- **Written request**: Gather the lines below that include the string "this", copying each in full.

- **Rows from a figure dataset**:

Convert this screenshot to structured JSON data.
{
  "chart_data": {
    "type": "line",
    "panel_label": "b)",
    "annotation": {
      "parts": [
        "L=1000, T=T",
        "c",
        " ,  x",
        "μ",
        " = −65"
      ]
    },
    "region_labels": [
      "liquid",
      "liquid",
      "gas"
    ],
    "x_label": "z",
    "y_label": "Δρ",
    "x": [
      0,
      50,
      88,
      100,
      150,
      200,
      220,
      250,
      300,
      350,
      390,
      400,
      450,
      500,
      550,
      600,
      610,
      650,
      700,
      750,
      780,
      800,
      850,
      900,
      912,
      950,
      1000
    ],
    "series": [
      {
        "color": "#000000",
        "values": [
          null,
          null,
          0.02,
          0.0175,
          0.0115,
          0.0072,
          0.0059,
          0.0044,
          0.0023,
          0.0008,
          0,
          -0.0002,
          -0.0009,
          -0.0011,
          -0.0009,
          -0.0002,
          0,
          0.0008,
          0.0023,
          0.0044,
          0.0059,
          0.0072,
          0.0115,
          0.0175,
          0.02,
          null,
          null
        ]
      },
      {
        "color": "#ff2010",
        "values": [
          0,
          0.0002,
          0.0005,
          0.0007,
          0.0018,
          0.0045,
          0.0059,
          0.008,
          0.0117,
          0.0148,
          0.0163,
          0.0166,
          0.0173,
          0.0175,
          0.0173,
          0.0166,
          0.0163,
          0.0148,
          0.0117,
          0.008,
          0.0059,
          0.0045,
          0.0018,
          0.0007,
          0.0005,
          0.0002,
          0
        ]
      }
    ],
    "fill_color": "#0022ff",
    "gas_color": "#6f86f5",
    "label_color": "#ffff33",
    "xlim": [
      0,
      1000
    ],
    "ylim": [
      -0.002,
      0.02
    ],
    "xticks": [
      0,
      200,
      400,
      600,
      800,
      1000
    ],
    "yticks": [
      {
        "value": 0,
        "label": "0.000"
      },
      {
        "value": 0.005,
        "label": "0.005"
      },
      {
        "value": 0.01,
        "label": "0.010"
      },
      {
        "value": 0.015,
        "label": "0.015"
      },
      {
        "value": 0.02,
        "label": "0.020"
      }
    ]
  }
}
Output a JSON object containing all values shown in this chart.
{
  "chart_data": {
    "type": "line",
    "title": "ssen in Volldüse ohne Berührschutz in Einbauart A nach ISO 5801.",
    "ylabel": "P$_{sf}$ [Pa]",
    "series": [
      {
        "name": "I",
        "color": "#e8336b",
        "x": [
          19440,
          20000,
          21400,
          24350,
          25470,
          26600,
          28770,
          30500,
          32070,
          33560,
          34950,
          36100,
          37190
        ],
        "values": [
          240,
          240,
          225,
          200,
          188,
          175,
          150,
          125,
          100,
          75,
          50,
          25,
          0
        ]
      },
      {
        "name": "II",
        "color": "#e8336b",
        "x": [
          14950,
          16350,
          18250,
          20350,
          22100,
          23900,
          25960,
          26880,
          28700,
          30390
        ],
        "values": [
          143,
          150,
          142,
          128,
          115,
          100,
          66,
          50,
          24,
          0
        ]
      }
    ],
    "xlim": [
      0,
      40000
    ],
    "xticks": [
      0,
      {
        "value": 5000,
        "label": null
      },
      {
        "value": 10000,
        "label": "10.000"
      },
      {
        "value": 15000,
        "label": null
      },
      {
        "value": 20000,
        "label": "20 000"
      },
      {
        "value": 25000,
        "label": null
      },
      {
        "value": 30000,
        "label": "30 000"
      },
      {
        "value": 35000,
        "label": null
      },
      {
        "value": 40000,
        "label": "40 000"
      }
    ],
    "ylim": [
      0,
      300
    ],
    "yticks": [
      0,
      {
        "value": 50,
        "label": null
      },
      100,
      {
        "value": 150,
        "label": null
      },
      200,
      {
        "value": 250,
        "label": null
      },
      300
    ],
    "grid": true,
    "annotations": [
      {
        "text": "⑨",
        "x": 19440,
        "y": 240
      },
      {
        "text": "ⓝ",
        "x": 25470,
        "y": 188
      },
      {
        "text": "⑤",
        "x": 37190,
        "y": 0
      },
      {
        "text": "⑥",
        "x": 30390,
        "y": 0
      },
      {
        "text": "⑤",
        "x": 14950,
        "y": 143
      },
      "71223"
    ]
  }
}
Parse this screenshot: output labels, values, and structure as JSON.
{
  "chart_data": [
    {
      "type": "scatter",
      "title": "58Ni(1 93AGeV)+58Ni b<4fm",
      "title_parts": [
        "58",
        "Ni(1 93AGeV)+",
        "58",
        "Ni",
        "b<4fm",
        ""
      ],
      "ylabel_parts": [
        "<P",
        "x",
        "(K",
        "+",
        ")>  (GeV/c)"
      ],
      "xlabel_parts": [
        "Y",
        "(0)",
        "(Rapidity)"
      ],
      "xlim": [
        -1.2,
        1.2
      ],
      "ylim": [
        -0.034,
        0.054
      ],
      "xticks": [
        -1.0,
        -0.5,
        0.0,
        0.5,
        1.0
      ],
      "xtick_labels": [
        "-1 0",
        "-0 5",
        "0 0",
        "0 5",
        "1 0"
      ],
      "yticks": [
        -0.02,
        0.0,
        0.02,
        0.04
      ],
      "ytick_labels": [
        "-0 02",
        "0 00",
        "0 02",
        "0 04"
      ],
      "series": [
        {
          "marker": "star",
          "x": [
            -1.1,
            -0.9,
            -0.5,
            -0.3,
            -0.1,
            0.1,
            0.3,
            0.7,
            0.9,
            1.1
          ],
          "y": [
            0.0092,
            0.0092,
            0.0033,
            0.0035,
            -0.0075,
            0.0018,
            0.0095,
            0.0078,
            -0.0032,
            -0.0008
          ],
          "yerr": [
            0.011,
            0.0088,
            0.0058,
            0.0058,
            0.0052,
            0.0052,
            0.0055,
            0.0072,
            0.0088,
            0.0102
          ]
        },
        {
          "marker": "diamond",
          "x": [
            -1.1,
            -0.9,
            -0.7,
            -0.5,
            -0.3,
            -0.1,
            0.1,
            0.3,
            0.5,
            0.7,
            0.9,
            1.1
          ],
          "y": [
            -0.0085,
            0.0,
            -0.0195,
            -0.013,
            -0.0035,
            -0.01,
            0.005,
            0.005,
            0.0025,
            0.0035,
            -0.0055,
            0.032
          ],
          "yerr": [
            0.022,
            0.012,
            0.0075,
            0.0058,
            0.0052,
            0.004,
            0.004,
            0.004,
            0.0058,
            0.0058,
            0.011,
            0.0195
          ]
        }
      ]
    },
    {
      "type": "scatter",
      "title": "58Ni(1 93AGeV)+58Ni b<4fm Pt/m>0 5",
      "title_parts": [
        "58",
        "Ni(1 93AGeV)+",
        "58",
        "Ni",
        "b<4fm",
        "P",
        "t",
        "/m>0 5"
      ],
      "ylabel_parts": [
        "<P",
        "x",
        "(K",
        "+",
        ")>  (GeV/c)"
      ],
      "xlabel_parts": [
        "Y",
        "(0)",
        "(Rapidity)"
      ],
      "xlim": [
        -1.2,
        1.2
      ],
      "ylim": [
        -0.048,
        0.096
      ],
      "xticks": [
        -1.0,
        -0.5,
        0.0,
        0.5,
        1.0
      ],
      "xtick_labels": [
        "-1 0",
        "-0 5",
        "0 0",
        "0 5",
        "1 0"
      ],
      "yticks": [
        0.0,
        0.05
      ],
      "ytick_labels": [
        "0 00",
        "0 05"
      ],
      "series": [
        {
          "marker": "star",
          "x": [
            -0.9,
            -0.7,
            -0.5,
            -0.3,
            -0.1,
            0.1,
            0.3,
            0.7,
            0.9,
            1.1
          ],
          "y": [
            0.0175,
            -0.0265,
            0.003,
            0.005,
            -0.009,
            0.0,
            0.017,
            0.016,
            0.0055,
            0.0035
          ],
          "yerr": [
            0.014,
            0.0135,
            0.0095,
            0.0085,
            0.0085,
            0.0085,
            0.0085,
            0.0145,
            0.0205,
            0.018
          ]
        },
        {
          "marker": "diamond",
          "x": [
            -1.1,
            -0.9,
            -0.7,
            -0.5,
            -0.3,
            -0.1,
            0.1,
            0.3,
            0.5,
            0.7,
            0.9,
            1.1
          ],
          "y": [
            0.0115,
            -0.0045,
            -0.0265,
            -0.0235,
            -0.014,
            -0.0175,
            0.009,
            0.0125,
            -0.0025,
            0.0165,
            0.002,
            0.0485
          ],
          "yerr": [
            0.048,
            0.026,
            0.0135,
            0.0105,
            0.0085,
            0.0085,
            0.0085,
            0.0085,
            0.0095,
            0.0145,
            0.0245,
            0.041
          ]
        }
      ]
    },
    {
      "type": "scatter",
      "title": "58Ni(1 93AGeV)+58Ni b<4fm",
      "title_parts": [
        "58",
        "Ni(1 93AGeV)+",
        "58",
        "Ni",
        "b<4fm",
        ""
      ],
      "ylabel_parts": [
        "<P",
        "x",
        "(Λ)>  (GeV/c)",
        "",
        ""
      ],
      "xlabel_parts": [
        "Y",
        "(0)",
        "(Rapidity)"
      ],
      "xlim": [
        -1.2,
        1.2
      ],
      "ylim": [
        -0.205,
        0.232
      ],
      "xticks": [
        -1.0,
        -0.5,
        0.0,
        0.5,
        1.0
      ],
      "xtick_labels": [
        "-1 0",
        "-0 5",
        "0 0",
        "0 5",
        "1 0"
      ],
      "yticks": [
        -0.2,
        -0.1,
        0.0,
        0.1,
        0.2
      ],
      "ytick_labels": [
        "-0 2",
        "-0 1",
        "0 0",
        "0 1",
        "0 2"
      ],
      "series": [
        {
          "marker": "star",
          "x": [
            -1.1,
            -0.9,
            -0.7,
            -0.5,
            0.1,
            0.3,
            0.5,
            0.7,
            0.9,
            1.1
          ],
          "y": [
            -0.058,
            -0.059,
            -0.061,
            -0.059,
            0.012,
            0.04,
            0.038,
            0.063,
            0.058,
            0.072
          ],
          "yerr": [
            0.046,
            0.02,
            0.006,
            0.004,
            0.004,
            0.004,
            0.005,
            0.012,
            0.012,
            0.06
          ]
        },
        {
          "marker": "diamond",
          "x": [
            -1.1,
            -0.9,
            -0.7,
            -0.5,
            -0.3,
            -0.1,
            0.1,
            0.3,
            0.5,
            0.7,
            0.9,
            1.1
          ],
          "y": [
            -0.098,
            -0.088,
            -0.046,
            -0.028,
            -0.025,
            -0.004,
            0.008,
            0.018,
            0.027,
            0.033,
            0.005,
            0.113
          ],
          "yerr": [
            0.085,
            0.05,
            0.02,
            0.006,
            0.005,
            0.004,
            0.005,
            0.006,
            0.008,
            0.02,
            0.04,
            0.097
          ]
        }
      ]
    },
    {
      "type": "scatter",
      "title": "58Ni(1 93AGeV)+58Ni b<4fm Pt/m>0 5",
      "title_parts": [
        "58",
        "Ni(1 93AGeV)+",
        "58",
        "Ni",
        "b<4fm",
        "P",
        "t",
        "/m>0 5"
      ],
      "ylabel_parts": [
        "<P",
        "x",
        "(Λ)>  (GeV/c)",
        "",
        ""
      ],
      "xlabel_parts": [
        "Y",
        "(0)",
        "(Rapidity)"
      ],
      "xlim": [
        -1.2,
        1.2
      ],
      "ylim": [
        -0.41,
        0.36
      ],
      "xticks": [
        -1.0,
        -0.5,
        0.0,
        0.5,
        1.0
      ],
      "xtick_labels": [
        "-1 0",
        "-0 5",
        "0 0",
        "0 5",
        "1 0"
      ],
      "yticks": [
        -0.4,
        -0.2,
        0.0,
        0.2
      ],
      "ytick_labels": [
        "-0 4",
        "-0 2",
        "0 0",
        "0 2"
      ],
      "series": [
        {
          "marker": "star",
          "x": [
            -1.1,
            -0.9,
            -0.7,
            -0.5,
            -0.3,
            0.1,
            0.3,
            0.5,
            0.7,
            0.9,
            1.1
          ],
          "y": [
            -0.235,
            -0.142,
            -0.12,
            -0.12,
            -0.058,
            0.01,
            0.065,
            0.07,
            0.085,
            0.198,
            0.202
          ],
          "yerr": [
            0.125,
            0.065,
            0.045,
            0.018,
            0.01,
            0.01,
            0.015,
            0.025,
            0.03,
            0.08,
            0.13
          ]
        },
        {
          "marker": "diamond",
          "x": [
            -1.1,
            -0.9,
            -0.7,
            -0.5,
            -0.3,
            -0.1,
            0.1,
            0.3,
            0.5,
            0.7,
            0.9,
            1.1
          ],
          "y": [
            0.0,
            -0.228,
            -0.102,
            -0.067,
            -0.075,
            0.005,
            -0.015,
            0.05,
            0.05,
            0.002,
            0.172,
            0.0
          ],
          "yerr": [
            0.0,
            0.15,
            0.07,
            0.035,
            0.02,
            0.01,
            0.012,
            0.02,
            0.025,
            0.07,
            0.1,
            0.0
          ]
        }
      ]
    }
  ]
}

- **Result**:
Convert this screenshot to structured JSON data.
Output a JSON object containing all values shown in this chart.
Parse this screenshot: output labels, values, and structure as JSON.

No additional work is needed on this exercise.